[WHAT IS EXPECTED]:
Reproduce every line of the entries below verbatim, omitting the pictures from your output.

[EXTRACTED INFORMATION]:

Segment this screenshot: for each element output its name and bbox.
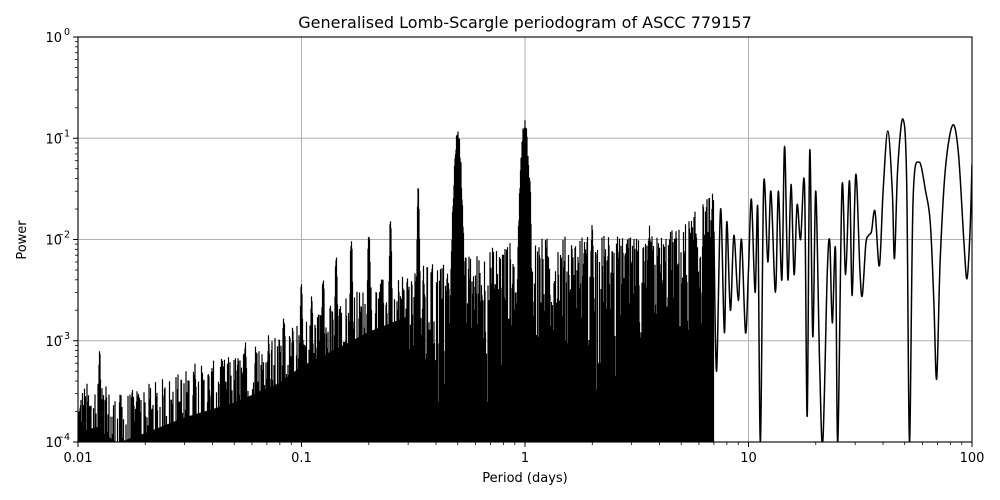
svg-text:−1: −1 (56, 128, 70, 139)
svg-text:−2: −2 (56, 230, 70, 241)
y-tick-label: 10 (45, 234, 62, 249)
chart-title: Generalised Lomb-Scargle periodogram of … (298, 13, 752, 32)
x-tick-label: 1 (521, 451, 529, 466)
x-tick-label: 0.01 (64, 451, 93, 466)
y-tick-label: 10 (45, 436, 62, 451)
x-axis: 0.01 0.1 1 10 100 (64, 442, 985, 466)
y-tick-label: 10 (45, 335, 62, 350)
x-tick-label: 100 (960, 451, 985, 466)
svg-text:−3: −3 (56, 331, 70, 342)
x-axis-label: Period (days) (482, 471, 568, 486)
svg-text:−4: −4 (56, 432, 70, 443)
periodogram-line (78, 118, 972, 442)
x-tick-label: 10 (740, 451, 757, 466)
y-tick-label: 10 (45, 31, 62, 46)
y-axis-label: Power (15, 220, 30, 260)
x-tick-label: 0.1 (291, 451, 312, 466)
y-axis: 10−410−310−210−110 0 (45, 27, 78, 451)
y-tick-label: 10 (45, 132, 62, 147)
svg-text:0: 0 (64, 27, 70, 38)
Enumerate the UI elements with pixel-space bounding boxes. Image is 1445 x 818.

[RESULT OF THIS EXERCISE]:
Segment this screenshot: for each element output its name and bbox.
svg-text:−1: −1 (56, 128, 70, 139)
svg-text:−2: −2 (56, 230, 70, 241)
y-tick-label: 10 (45, 234, 62, 249)
chart-title: Generalised Lomb-Scargle periodogram of … (298, 13, 752, 32)
x-tick-label: 1 (521, 451, 529, 466)
x-tick-label: 0.01 (64, 451, 93, 466)
y-tick-label: 10 (45, 436, 62, 451)
x-axis: 0.01 0.1 1 10 100 (64, 442, 985, 466)
y-tick-label: 10 (45, 335, 62, 350)
x-tick-label: 100 (960, 451, 985, 466)
svg-text:−3: −3 (56, 331, 70, 342)
x-axis-label: Period (days) (482, 471, 568, 486)
svg-text:−4: −4 (56, 432, 70, 443)
periodogram-line (78, 118, 972, 442)
x-tick-label: 10 (740, 451, 757, 466)
y-tick-label: 10 (45, 31, 62, 46)
y-axis-label: Power (15, 220, 30, 260)
x-tick-label: 0.1 (291, 451, 312, 466)
y-axis: 10−410−310−210−110 0 (45, 27, 78, 451)
y-tick-label: 10 (45, 132, 62, 147)
svg-text:0: 0 (64, 27, 70, 38)
Enumerate the UI elements with pixel-space bounding boxes. Image is 1445 x 818.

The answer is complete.